**Goal**
Look for "dmin" in the listing below. Gather each line that contains it.

----------------------------------------

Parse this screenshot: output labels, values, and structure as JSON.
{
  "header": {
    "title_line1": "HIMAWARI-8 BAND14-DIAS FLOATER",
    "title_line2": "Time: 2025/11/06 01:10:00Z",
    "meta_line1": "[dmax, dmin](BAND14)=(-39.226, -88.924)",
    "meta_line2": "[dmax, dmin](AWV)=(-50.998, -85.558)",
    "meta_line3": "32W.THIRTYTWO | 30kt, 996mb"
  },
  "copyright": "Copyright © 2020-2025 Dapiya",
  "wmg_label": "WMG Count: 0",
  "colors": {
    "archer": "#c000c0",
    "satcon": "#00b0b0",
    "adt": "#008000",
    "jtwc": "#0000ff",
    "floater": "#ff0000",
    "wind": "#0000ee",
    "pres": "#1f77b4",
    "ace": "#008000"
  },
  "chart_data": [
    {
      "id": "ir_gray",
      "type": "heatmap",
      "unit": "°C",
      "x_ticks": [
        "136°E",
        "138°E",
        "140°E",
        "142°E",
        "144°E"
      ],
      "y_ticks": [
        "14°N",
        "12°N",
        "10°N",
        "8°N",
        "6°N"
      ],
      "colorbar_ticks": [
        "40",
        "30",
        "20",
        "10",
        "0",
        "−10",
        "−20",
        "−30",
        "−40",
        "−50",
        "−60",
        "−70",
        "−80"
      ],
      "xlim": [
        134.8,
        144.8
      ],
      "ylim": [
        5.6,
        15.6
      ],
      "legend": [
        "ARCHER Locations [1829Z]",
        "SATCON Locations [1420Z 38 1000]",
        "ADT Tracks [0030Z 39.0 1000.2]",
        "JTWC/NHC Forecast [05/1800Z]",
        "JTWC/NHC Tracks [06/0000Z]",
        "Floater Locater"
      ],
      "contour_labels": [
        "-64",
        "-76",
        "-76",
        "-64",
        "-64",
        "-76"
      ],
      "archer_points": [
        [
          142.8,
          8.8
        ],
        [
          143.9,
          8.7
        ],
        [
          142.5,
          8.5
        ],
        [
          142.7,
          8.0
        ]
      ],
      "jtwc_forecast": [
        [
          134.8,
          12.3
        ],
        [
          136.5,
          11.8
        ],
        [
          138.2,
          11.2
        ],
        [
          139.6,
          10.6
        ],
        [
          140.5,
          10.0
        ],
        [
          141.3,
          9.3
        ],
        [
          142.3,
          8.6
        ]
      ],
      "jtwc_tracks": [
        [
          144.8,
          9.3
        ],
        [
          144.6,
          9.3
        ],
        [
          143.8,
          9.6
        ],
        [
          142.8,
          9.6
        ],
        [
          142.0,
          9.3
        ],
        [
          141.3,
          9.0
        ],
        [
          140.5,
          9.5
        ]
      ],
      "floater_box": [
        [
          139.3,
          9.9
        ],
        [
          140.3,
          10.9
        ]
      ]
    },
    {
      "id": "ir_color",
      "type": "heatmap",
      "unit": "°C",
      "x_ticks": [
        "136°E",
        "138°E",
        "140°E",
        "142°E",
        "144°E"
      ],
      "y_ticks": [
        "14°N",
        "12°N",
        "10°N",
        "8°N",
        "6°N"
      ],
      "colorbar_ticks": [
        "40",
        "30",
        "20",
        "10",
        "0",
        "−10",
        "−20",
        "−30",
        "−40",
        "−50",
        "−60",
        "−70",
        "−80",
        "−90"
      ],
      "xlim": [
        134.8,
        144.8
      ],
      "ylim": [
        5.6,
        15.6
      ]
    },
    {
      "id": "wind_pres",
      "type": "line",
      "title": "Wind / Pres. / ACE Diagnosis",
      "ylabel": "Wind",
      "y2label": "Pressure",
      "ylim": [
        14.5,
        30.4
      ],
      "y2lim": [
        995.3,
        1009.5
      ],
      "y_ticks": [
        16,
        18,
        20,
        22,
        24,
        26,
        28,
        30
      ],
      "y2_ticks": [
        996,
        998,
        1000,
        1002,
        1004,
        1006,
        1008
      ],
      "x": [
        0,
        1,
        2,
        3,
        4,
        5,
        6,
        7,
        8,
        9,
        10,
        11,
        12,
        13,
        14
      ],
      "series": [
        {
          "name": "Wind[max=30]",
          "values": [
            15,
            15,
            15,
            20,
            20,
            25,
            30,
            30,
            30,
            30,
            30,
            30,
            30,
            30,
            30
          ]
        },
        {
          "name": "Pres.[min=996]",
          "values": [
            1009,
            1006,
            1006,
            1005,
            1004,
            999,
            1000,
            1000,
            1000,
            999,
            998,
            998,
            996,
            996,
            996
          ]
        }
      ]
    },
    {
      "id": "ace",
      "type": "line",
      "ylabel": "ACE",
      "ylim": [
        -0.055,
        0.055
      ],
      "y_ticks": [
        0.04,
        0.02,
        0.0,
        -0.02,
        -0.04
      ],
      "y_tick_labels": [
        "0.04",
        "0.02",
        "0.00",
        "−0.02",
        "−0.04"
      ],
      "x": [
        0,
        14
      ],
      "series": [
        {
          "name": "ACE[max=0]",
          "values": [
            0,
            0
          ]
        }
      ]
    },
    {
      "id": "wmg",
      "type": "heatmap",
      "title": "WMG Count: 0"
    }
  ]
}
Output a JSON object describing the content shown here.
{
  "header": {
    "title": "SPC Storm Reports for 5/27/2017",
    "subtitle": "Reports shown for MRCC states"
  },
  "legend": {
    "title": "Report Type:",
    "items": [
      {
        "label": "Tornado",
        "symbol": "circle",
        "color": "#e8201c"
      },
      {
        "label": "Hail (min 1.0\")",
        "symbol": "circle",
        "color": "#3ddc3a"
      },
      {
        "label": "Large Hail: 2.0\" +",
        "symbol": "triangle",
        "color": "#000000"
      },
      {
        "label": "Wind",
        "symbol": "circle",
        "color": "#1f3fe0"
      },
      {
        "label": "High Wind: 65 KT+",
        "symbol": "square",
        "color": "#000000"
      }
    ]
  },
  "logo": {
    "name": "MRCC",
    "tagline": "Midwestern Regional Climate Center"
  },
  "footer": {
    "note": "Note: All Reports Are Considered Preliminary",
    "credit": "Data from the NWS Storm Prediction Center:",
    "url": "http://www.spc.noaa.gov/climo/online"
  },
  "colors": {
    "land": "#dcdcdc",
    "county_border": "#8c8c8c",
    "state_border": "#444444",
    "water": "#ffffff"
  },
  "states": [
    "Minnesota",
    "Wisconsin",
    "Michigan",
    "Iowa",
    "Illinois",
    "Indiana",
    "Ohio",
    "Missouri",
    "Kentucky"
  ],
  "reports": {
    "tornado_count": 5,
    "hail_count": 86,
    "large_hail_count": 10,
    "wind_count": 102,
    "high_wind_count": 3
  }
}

----------------------------------------

**Full response**
    "meta_line1": "[dmax, dmin](BAND14)=(-39.226, -88.924)",
    "meta_line2": "[dmax, dmin](AWV)=(-50.998, -85.558)",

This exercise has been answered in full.